[Data entries]
--------------------------------
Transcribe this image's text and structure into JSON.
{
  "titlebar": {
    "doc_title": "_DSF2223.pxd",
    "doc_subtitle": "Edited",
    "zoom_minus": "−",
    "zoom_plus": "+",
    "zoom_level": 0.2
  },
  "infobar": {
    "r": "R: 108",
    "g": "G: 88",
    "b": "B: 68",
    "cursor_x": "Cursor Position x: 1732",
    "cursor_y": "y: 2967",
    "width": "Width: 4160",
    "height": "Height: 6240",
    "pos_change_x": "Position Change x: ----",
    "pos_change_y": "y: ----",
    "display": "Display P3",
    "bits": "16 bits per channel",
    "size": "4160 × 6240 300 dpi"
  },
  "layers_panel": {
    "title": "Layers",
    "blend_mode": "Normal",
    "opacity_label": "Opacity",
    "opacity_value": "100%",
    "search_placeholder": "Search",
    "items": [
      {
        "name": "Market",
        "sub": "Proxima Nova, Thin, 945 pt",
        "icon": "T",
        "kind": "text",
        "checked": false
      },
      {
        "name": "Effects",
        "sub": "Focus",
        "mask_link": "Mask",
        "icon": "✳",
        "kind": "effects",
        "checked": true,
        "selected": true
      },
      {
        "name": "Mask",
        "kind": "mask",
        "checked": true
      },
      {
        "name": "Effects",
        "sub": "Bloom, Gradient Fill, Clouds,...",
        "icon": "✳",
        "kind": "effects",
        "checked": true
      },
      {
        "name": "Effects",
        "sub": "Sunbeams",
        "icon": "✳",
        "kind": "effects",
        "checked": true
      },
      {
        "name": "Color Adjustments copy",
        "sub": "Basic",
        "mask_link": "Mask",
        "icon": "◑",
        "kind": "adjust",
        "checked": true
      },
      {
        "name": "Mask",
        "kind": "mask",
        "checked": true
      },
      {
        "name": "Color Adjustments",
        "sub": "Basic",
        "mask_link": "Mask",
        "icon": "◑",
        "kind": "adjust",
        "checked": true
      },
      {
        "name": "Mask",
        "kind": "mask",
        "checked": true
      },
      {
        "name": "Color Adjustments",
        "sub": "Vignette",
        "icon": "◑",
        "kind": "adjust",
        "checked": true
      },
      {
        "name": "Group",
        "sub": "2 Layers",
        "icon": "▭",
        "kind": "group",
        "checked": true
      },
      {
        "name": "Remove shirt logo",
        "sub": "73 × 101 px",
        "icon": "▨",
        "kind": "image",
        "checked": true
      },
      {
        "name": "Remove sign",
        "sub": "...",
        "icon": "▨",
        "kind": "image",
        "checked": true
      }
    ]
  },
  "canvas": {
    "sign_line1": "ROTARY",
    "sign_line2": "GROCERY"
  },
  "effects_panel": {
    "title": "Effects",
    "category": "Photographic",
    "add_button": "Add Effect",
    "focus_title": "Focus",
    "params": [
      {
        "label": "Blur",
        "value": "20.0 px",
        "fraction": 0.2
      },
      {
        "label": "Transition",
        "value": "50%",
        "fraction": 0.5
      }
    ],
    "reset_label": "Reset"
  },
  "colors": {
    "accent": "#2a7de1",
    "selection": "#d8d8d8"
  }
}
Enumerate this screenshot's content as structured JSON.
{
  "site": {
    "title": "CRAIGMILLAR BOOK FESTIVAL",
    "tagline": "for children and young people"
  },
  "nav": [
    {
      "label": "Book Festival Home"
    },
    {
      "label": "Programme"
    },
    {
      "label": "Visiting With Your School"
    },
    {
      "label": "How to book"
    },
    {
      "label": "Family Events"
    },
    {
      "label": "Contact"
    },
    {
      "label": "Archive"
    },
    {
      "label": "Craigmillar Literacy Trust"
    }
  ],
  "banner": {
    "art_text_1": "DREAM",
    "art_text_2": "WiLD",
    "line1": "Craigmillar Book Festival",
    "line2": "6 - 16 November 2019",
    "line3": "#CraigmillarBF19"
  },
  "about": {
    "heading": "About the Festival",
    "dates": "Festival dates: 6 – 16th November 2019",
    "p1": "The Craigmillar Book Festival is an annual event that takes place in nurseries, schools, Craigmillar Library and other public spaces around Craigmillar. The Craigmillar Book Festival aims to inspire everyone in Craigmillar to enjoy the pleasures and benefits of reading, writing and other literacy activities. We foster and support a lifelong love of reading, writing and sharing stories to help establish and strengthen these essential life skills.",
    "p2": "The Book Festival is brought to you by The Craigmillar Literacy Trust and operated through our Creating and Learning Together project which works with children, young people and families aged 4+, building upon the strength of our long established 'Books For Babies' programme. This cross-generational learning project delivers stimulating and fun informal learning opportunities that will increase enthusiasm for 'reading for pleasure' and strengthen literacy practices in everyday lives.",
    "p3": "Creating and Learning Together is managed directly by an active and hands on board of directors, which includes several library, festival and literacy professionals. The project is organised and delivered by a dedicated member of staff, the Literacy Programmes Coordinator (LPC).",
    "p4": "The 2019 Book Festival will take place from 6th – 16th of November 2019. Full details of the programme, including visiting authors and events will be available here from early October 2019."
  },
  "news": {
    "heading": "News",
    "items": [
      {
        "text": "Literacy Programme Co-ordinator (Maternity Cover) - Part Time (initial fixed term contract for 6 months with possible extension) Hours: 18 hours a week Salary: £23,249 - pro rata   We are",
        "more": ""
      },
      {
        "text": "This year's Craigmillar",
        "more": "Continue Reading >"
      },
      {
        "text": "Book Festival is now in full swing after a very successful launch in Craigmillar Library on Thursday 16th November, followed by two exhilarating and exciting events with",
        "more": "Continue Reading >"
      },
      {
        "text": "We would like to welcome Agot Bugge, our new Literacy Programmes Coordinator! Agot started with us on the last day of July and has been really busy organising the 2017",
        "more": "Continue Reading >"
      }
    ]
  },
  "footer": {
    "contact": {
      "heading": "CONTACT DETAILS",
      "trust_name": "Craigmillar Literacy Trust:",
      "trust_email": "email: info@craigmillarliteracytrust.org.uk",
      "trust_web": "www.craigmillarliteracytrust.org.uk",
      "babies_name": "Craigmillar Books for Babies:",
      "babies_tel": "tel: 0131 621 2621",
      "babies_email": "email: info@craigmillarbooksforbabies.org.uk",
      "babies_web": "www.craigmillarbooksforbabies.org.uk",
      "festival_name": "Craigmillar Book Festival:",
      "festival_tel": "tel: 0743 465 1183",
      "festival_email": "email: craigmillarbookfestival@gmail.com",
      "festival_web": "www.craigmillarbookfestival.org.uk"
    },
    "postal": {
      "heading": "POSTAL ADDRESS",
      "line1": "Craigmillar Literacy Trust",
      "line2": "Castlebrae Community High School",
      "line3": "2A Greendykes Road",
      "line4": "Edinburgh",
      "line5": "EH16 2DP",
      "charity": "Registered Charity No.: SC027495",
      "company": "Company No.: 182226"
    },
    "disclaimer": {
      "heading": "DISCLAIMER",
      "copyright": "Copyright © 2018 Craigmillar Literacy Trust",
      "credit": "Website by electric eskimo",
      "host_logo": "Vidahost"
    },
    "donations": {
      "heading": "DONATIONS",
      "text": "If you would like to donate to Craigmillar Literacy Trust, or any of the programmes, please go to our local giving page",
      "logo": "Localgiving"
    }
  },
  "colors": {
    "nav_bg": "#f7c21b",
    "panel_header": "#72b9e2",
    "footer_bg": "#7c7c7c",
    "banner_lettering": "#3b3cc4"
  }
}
--------------------------------
### Task instructions
Provide an exact reproduction of all the entries shown above.

### Full answer
Transcribe this image's text and structure into JSON.
{
  "titlebar": {
    "doc_title": "_DSF2223.pxd",
    "doc_subtitle": "Edited",
    "zoom_minus": "−",
    "zoom_plus": "+",
    "zoom_level": 0.2
  },
  "infobar": {
    "r": "R: 108",
    "g": "G: 88",
    "b": "B: 68",
    "cursor_x": "Cursor Position x: 1732",
    "cursor_y": "y: 2967",
    "width": "Width: 4160",
    "height": "Height: 6240",
    "pos_change_x": "Position Change x: ----",
    "pos_change_y": "y: ----",
    "display": "Display P3",
    "bits": "16 bits per channel",
    "size": "4160 × 6240 300 dpi"
  },
  "layers_panel": {
    "title": "Layers",
    "blend_mode": "Normal",
    "opacity_label": "Opacity",
    "opacity_value": "100%",
    "search_placeholder": "Search",
    "items": [
      {
        "name": "Market",
        "sub": "Proxima Nova, Thin, 945 pt",
        "icon": "T",
        "kind": "text",
        "checked": false
      },
      {
        "name": "Effects",
        "sub": "Focus",
        "mask_link": "Mask",
        "icon": "✳",
        "kind": "effects",
        "checked": true,
        "selected": true
      },
      {
        "name": "Mask",
        "kind": "mask",
        "checked": true
      },
      {
        "name": "Effects",
        "sub": "Bloom, Gradient Fill, Clouds,...",
        "icon": "✳",
        "kind": "effects",
        "checked": true
      },
      {
        "name": "Effects",
        "sub": "Sunbeams",
        "icon": "✳",
        "kind": "effects",
        "checked": true
      },
      {
        "name": "Color Adjustments copy",
        "sub": "Basic",
        "mask_link": "Mask",
        "icon": "◑",
        "kind": "adjust",
        "checked": true
      },
      {
        "name": "Mask",
        "kind": "mask",
        "checked": true
      },
      {
        "name": "Color Adjustments",
        "sub": "Basic",
        "mask_link": "Mask",
        "icon": "◑",
        "kind": "adjust",
        "checked": true
      },
      {
        "name": "Mask",
        "kind": "mask",
        "checked": true
      },
      {
        "name": "Color Adjustments",
        "sub": "Vignette",
        "icon": "◑",
        "kind": "adjust",
        "checked": true
      },
      {
        "name": "Group",
        "sub": "2 Layers",
        "icon": "▭",
        "kind": "group",
        "checked": true
      },
      {
        "name": "Remove shirt logo",
        "sub": "73 × 101 px",
        "icon": "▨",
        "kind": "image",
        "checked": true
      },
      {
        "name": "Remove sign",
        "sub": "...",
        "icon": "▨",
        "kind": "image",
        "checked": true
      }
    ]
  },
  "canvas": {
    "sign_line1": "ROTARY",
    "sign_line2": "GROCERY"
  },
  "effects_panel": {
    "title": "Effects",
    "category": "Photographic",
    "add_button": "Add Effect",
    "focus_title": "Focus",
    "params": [
      {
        "label": "Blur",
        "value": "20.0 px",
        "fraction": 0.2
      },
      {
        "label": "Transition",
        "value": "50%",
        "fraction": 0.5
      }
    ],
    "reset_label": "Reset"
  },
  "colors": {
    "accent": "#2a7de1",
    "selection": "#d8d8d8"
  }
}
Enumerate this screenshot's content as structured JSON.
{
  "site": {
    "title": "CRAIGMILLAR BOOK FESTIVAL",
    "tagline": "for children and young people"
  },
  "nav": [
    {
      "label": "Book Festival Home"
    },
    {
      "label": "Programme"
    },
    {
      "label": "Visiting With Your School"
    },
    {
      "label": "How to book"
    },
    {
      "label": "Family Events"
    },
    {
      "label": "Contact"
    },
    {
      "label": "Archive"
    },
    {
      "label": "Craigmillar Literacy Trust"
    }
  ],
  "banner": {
    "art_text_1": "DREAM",
    "art_text_2": "WiLD",
    "line1": "Craigmillar Book Festival",
    "line2": "6 - 16 November 2019",
    "line3": "#CraigmillarBF19"
  },
  "about": {
    "heading": "About the Festival",
    "dates": "Festival dates: 6 – 16th November 2019",
    "p1": "The Craigmillar Book Festival is an annual event that takes place in nurseries, schools, Craigmillar Library and other public spaces around Craigmillar. The Craigmillar Book Festival aims to inspire everyone in Craigmillar to enjoy the pleasures and benefits of reading, writing and other literacy activities. We foster and support a lifelong love of reading, writing and sharing stories to help establish and strengthen these essential life skills.",
    "p2": "The Book Festival is brought to you by The Craigmillar Literacy Trust and operated through our Creating and Learning Together project which works with children, young people and families aged 4+, building upon the strength of our long established 'Books For Babies' programme. This cross-generational learning project delivers stimulating and fun informal learning opportunities that will increase enthusiasm for 'reading for pleasure' and strengthen literacy practices in everyday lives.",
    "p3": "Creating and Learning Together is managed directly by an active and hands on board of directors, which includes several library, festival and literacy professionals. The project is organised and delivered by a dedicated member of staff, the Literacy Programmes Coordinator (LPC).",
    "p4": "The 2019 Book Festival will take place from 6th – 16th of November 2019. Full details of the programme, including visiting authors and events will be available here from early October 2019."
  },
  "news": {
    "heading": "News",
    "items": [
      {
        "text": "Literacy Programme Co-ordinator (Maternity Cover) - Part Time (initial fixed term contract for 6 months with possible extension) Hours: 18 hours a week Salary: £23,249 - pro rata   We are",
        "more": ""
      },
      {
        "text": "This year's Craigmillar",
        "more": "Continue Reading >"
      },
      {
        "text": "Book Festival is now in full swing after a very successful launch in Craigmillar Library on Thursday 16th November, followed by two exhilarating and exciting events with",
        "more": "Continue Reading >"
      },
      {
        "text": "We would like to welcome Agot Bugge, our new Literacy Programmes Coordinator! Agot started with us on the last day of July and has been really busy organising the 2017",
        "more": "Continue Reading >"
      }
    ]
  },
  "footer": {
    "contact": {
      "heading": "CONTACT DETAILS",
      "trust_name": "Craigmillar Literacy Trust:",
      "trust_email": "email: info@craigmillarliteracytrust.org.uk",
      "trust_web": "www.craigmillarliteracytrust.org.uk",
      "babies_name": "Craigmillar Books for Babies:",
      "babies_tel": "tel: 0131 621 2621",
      "babies_email": "email: info@craigmillarbooksforbabies.org.uk",
      "babies_web": "www.craigmillarbooksforbabies.org.uk",
      "festival_name": "Craigmillar Book Festival:",
      "festival_tel": "tel: 0743 465 1183",
      "festival_email": "email: craigmillarbookfestival@gmail.com",
      "festival_web": "www.craigmillarbookfestival.org.uk"
    },
    "postal": {
      "heading": "POSTAL ADDRESS",
      "line1": "Craigmillar Literacy Trust",
      "line2": "Castlebrae Community High School",
      "line3": "2A Greendykes Road",
      "line4": "Edinburgh",
      "line5": "EH16 2DP",
      "charity": "Registered Charity No.: SC027495",
      "company": "Company No.: 182226"
    },
    "disclaimer": {
      "heading": "DISCLAIMER",
      "copyright": "Copyright © 2018 Craigmillar Literacy Trust",
      "credit": "Website by electric eskimo",
      "host_logo": "Vidahost"
    },
    "donations": {
      "heading": "DONATIONS",
      "text": "If you would like to donate to Craigmillar Literacy Trust, or any of the programmes, please go to our local giving page",
      "logo": "Localgiving"
    }
  },
  "colors": {
    "nav_bg": "#f7c21b",
    "panel_header": "#72b9e2",
    "footer_bg": "#7c7c7c",
    "banner_lettering": "#3b3cc4"
  }
}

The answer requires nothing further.